> **The request**:
Scan the listing below. Report each line that includes "Output".

Start of Provided information

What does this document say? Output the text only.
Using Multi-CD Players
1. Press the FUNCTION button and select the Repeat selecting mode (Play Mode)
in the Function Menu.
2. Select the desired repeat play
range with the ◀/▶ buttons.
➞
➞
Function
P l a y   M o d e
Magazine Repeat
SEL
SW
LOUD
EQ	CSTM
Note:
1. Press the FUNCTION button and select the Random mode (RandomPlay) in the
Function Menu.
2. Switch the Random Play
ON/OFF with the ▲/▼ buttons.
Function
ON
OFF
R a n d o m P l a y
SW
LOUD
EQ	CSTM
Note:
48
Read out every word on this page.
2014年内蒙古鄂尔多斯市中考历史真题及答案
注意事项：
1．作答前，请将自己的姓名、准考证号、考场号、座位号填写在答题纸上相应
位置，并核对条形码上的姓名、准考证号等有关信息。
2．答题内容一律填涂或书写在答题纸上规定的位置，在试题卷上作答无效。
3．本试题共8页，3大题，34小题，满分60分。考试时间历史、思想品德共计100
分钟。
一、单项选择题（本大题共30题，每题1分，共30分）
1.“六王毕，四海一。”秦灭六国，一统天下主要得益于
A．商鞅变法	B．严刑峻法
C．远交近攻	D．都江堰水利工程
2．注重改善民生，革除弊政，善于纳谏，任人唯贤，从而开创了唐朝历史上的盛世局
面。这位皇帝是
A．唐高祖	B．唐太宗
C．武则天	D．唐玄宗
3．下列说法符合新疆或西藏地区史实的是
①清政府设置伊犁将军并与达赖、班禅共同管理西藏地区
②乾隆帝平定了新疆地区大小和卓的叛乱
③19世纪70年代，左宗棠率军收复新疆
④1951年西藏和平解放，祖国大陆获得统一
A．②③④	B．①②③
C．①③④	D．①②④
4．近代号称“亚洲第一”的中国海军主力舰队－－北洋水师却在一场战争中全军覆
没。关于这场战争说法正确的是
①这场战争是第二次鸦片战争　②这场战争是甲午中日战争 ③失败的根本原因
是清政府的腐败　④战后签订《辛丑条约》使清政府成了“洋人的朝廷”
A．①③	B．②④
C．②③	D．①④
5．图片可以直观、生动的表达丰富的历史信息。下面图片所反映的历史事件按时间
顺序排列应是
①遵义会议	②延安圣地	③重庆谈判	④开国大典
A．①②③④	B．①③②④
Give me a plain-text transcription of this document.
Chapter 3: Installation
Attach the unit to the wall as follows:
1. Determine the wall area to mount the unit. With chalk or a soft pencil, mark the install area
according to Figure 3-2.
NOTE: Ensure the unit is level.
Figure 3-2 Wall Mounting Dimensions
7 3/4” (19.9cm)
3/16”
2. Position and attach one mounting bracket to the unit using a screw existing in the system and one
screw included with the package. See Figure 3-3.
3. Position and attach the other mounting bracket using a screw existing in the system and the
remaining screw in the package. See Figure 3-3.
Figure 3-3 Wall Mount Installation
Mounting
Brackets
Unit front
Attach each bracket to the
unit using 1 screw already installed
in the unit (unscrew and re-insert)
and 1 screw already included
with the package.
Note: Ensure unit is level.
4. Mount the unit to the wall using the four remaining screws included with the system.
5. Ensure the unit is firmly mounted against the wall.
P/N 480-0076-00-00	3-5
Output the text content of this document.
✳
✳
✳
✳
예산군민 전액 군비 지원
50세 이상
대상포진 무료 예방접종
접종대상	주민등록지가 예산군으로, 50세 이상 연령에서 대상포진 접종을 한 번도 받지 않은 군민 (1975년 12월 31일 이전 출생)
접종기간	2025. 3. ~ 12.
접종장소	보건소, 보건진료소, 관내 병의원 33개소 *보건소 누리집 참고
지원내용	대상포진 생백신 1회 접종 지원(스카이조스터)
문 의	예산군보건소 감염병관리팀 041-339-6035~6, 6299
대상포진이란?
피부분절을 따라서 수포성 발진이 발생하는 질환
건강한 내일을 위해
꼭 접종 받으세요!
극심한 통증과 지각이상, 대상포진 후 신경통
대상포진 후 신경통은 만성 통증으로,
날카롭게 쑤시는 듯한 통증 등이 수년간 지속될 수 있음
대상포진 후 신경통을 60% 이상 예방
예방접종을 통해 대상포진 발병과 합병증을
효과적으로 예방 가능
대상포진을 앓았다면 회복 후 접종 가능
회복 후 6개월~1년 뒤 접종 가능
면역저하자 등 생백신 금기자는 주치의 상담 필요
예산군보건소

End of Provided information

> **Written solution**:
What does this document say? Output the text only.
Output the text content of this document.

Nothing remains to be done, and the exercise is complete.